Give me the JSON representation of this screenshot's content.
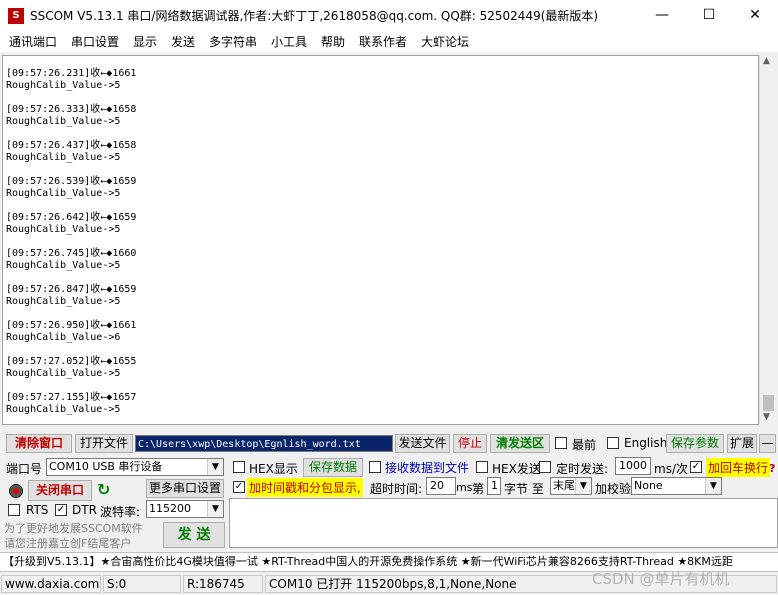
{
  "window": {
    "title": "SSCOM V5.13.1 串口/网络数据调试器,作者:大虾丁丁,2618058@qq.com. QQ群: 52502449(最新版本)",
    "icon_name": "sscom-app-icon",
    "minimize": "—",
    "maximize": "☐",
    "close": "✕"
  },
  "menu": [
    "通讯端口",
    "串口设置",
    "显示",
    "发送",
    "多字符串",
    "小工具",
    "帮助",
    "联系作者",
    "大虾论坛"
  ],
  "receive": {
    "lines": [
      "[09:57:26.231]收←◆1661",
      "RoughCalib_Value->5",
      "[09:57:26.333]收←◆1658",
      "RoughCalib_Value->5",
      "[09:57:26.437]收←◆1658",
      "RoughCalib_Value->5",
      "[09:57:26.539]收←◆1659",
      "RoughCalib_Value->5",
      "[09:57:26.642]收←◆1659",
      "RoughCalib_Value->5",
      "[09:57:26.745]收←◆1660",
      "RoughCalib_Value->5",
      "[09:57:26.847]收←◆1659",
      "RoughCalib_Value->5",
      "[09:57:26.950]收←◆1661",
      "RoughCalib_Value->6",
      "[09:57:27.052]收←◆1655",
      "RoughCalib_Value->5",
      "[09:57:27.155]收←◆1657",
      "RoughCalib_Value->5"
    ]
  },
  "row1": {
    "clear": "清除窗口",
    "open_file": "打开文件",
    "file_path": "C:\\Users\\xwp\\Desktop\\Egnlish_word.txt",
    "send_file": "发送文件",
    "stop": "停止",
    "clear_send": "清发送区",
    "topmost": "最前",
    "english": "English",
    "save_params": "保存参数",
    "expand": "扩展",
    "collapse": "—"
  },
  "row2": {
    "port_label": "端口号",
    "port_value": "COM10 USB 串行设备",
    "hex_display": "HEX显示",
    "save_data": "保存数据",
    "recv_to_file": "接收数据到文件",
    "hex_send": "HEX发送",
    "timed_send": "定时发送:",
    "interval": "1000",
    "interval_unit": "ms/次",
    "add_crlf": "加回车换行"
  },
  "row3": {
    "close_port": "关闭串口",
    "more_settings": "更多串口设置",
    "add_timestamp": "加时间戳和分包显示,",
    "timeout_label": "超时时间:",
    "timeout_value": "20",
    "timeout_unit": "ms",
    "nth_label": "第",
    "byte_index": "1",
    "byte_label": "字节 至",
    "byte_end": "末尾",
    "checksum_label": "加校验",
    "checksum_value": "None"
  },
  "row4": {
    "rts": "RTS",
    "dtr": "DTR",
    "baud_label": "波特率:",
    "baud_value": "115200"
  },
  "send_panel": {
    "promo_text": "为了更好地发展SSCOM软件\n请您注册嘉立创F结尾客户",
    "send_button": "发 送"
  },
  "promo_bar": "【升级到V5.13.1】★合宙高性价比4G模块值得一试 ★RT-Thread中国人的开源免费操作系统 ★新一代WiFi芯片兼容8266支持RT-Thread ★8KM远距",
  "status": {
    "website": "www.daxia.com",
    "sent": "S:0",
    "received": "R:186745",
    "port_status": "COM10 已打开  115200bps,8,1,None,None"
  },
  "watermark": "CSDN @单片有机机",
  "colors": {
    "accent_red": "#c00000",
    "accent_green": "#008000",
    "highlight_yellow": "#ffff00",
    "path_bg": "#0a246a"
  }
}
* * *
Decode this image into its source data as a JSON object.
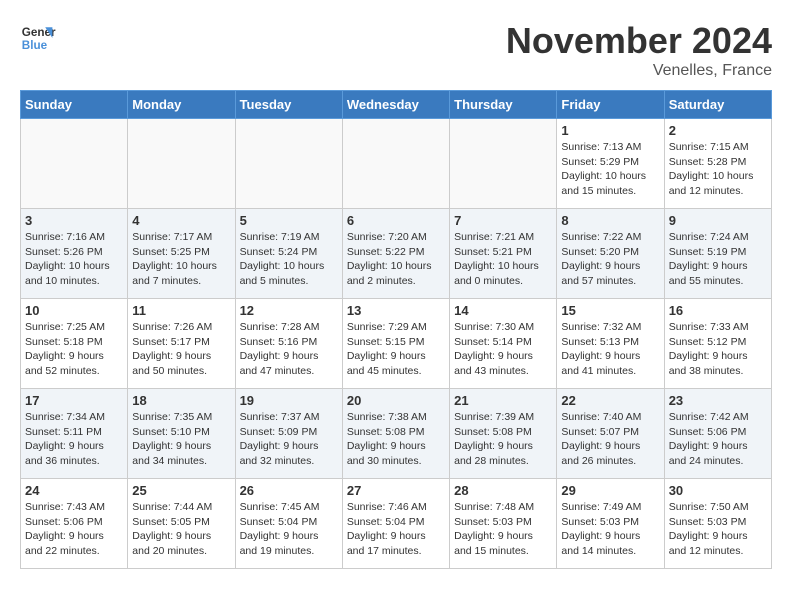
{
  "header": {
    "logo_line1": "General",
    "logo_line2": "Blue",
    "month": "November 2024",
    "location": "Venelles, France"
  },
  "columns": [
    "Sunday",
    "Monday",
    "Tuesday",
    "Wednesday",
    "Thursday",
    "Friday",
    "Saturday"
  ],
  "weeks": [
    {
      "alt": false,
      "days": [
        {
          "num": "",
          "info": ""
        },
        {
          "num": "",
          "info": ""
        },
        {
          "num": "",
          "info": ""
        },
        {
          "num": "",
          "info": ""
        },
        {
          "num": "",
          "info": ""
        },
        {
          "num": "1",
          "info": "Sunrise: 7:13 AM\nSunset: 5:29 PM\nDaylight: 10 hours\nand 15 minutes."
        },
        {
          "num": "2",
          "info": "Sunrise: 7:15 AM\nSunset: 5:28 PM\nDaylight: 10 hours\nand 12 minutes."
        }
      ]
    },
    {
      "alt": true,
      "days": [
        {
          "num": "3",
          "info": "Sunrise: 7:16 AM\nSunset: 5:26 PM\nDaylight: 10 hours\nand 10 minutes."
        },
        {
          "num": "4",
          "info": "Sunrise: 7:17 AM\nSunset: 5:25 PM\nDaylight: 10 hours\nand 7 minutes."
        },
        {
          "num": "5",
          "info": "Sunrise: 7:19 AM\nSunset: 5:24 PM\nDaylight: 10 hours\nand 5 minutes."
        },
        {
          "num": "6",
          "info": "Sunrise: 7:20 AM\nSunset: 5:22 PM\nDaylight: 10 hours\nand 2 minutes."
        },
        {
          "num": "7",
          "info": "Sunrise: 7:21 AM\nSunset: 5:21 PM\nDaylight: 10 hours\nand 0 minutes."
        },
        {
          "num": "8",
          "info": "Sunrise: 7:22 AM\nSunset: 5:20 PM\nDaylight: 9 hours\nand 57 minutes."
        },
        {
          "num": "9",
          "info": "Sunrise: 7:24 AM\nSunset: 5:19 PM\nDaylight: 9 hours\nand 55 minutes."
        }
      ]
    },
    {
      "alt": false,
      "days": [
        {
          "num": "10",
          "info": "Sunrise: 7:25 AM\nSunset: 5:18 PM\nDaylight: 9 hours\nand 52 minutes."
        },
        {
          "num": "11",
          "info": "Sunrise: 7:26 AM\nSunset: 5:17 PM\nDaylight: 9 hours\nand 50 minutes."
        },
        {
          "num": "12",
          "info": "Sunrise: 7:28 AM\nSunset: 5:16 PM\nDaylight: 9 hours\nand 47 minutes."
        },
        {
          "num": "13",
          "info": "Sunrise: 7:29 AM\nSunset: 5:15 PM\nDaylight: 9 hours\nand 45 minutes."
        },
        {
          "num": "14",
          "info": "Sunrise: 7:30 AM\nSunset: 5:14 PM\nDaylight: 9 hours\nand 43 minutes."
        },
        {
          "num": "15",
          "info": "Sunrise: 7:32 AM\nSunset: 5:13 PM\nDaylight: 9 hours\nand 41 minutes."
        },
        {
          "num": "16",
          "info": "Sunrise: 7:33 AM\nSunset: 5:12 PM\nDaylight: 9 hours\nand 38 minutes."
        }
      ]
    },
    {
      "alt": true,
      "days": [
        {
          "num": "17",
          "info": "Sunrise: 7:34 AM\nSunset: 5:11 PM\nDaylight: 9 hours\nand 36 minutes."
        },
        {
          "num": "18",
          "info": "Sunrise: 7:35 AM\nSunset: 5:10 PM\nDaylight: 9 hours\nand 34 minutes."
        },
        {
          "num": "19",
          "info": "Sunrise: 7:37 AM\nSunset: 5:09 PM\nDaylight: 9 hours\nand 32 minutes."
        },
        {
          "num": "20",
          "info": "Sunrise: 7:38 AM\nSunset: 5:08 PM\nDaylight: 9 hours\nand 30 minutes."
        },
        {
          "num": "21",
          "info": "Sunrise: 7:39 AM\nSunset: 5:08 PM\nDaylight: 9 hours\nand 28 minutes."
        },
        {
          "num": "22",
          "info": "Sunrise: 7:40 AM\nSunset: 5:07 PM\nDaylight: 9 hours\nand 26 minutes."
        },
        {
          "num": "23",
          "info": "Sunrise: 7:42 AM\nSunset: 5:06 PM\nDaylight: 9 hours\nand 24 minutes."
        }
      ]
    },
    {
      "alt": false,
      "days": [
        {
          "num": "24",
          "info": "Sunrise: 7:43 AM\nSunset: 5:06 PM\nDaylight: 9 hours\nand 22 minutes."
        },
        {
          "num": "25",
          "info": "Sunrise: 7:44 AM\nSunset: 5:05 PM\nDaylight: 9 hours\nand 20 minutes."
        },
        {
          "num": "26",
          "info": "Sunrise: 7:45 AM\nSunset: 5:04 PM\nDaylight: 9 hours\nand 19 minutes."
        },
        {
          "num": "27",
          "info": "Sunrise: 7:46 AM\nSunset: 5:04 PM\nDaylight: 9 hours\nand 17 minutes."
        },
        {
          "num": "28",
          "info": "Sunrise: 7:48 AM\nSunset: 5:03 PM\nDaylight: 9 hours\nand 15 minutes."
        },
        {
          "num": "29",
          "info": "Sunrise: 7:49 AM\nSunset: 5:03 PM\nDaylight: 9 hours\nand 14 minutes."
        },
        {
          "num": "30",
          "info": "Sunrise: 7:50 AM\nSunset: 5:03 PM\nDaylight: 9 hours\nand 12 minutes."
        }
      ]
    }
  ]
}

_What the exercise asks:_ Scan the entries above. Copy each line that has the string "JSON".

_Solution to this task:_
Give me the JSON representation of this screenshot's content.
Decode this image into its source data as a JSON object.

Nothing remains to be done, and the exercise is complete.